Short task>
Pick out all lines in the listing holding the string "baseline" and copy them.

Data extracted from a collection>
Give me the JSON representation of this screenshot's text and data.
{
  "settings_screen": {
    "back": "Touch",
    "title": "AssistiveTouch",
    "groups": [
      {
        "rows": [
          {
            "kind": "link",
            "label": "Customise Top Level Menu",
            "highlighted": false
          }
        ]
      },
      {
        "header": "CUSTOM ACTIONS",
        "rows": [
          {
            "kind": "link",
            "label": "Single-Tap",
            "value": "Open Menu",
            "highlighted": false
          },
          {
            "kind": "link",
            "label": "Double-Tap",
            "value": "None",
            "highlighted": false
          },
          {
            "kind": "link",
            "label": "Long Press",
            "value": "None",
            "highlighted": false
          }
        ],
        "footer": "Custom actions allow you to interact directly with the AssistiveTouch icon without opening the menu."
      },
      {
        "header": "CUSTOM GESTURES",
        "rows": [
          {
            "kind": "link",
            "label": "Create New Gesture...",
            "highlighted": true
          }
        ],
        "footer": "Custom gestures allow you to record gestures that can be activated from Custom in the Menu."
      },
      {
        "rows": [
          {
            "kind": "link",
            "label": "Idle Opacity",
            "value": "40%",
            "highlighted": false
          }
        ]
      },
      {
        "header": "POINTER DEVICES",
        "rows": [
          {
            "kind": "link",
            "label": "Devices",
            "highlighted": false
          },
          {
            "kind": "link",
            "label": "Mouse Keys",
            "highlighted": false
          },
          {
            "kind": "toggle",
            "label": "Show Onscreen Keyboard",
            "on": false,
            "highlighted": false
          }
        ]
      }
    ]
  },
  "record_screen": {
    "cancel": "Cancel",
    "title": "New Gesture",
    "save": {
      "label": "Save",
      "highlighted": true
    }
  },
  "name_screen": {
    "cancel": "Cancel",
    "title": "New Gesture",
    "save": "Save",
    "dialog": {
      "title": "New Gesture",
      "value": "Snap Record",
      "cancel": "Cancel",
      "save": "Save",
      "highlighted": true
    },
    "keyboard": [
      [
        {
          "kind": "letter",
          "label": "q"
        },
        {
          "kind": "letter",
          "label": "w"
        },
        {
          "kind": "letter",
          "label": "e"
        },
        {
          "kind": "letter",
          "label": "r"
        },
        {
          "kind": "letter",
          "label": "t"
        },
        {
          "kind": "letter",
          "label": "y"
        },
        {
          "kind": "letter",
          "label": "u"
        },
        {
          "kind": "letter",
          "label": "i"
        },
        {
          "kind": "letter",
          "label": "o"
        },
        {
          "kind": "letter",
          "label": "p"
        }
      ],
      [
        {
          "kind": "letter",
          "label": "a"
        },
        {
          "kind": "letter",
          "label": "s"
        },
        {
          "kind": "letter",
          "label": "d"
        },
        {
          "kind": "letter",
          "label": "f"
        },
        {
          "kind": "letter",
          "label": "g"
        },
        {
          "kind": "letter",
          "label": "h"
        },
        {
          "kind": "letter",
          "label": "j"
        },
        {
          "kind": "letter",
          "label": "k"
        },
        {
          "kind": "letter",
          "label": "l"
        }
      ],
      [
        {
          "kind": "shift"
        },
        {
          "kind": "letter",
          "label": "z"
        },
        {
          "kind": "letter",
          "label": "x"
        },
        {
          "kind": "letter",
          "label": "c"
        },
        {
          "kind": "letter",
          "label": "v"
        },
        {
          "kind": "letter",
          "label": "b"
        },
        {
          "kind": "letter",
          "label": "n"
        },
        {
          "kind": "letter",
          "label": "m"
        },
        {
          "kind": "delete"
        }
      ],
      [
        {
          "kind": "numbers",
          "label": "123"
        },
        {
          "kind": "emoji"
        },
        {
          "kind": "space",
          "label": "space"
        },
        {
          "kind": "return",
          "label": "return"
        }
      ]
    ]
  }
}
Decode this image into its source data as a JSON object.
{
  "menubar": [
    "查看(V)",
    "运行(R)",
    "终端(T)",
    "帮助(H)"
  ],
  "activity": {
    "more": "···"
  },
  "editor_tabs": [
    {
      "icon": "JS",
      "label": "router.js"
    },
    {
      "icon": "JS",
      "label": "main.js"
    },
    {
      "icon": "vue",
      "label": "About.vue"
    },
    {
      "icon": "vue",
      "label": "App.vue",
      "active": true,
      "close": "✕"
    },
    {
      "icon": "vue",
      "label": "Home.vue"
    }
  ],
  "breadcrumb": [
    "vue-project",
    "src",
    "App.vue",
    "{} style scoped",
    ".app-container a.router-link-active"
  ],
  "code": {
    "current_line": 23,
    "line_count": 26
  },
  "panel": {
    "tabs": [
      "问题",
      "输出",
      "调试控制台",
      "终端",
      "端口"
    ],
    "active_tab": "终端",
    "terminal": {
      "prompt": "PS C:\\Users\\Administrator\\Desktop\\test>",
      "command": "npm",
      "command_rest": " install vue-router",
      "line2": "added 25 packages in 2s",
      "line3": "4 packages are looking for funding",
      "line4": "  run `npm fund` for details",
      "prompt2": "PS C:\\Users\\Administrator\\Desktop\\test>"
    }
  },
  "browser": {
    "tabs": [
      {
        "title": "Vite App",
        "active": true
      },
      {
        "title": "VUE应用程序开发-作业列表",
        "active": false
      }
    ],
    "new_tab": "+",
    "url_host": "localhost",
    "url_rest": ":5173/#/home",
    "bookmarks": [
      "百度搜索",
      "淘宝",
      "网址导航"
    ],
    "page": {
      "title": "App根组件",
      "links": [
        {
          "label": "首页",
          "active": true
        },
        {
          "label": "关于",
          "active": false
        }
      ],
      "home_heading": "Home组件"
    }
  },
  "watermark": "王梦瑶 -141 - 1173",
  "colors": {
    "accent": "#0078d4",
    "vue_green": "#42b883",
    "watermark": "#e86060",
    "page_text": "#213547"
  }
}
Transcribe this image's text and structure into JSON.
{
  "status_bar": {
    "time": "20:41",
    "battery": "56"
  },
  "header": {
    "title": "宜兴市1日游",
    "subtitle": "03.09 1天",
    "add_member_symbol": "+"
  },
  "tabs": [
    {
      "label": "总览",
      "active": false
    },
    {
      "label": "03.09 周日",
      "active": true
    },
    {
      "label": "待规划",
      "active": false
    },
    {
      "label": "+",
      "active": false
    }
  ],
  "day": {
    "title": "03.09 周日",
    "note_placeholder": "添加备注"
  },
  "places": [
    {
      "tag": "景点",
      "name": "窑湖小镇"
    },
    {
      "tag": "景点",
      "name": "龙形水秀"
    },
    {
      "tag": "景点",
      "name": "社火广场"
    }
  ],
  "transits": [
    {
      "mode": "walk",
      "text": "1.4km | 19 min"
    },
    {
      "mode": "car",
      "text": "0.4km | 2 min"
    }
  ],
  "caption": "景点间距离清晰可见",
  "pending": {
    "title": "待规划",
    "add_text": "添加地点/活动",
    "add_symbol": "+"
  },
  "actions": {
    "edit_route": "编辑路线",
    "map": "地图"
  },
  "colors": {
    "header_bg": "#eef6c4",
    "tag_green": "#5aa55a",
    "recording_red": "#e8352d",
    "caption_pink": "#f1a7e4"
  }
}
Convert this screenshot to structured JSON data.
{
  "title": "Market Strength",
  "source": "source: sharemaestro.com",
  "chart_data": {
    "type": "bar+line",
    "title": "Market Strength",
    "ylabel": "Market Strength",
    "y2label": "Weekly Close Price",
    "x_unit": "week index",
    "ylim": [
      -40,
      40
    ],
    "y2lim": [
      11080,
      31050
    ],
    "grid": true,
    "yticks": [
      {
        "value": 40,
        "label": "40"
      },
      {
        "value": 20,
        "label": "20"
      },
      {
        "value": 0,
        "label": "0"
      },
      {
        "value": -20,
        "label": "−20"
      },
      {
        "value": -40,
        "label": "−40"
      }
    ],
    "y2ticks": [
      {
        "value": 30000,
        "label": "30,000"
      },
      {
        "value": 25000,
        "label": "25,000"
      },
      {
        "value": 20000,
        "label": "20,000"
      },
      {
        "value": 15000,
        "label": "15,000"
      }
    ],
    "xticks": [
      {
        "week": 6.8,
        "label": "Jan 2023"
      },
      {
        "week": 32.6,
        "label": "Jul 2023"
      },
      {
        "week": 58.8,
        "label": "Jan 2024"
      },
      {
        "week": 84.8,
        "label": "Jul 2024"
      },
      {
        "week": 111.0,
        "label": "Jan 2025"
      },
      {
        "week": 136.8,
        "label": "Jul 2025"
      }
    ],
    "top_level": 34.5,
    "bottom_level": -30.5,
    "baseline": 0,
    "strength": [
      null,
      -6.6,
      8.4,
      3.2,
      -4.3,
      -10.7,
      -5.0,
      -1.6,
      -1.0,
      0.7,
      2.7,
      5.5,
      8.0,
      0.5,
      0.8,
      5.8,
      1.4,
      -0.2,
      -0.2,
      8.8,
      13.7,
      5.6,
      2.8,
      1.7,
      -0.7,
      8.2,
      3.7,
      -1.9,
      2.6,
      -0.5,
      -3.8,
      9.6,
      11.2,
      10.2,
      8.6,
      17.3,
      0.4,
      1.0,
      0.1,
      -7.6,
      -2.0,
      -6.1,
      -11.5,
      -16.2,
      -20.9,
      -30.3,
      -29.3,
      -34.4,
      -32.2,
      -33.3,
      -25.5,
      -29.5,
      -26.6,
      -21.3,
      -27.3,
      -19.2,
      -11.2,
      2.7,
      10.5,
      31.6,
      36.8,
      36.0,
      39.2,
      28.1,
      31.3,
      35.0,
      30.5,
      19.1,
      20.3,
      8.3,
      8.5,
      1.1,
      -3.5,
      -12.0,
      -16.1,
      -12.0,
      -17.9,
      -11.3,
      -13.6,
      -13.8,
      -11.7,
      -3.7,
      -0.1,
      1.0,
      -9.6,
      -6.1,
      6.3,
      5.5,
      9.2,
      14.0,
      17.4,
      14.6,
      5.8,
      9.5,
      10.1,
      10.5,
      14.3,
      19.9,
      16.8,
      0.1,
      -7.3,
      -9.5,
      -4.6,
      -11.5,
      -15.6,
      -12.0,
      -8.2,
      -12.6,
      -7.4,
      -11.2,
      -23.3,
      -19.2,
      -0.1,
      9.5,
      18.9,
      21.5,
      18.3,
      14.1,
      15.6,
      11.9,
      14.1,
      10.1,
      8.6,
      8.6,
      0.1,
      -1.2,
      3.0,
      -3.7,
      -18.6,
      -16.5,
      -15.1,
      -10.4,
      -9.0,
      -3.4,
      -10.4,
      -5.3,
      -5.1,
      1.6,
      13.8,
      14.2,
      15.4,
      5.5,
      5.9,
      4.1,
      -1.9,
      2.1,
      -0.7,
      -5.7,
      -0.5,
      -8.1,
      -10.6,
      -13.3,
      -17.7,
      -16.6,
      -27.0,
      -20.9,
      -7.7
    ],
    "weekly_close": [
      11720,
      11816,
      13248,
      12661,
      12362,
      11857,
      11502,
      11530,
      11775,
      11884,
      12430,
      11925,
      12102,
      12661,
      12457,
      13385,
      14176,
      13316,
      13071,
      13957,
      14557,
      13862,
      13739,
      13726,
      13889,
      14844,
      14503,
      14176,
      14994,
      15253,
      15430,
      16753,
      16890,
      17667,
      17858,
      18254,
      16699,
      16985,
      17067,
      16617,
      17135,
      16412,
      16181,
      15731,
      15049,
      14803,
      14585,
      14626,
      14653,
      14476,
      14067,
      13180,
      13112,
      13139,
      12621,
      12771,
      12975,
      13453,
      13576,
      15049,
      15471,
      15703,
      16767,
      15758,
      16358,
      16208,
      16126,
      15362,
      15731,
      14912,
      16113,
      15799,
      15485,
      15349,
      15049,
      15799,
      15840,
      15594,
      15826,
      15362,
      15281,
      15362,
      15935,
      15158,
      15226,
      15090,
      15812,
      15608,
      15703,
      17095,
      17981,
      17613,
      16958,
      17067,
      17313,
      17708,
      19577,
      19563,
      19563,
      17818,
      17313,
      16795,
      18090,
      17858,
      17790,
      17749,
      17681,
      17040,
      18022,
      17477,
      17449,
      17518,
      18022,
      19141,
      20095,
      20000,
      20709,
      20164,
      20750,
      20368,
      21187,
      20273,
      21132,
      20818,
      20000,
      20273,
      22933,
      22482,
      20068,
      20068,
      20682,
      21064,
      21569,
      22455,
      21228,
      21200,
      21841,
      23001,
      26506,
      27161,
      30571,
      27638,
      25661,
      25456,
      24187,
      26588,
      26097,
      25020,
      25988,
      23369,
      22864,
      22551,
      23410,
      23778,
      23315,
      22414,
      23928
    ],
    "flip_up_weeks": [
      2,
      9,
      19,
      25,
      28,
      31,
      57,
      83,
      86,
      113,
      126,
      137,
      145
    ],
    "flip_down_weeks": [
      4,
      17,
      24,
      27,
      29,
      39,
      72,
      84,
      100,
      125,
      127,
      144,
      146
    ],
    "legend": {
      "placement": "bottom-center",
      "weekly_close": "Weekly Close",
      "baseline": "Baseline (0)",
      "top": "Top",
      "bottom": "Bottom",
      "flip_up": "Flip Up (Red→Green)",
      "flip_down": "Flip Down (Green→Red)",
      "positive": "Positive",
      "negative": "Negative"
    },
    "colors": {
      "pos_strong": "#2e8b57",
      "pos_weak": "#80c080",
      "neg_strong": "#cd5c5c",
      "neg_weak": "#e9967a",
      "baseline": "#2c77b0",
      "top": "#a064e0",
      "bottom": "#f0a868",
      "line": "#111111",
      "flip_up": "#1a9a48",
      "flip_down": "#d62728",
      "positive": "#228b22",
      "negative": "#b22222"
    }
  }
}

Solved exercise>
    "baseline": 0,
      "baseline": "Baseline (0)",
      "baseline": "#2c77b0",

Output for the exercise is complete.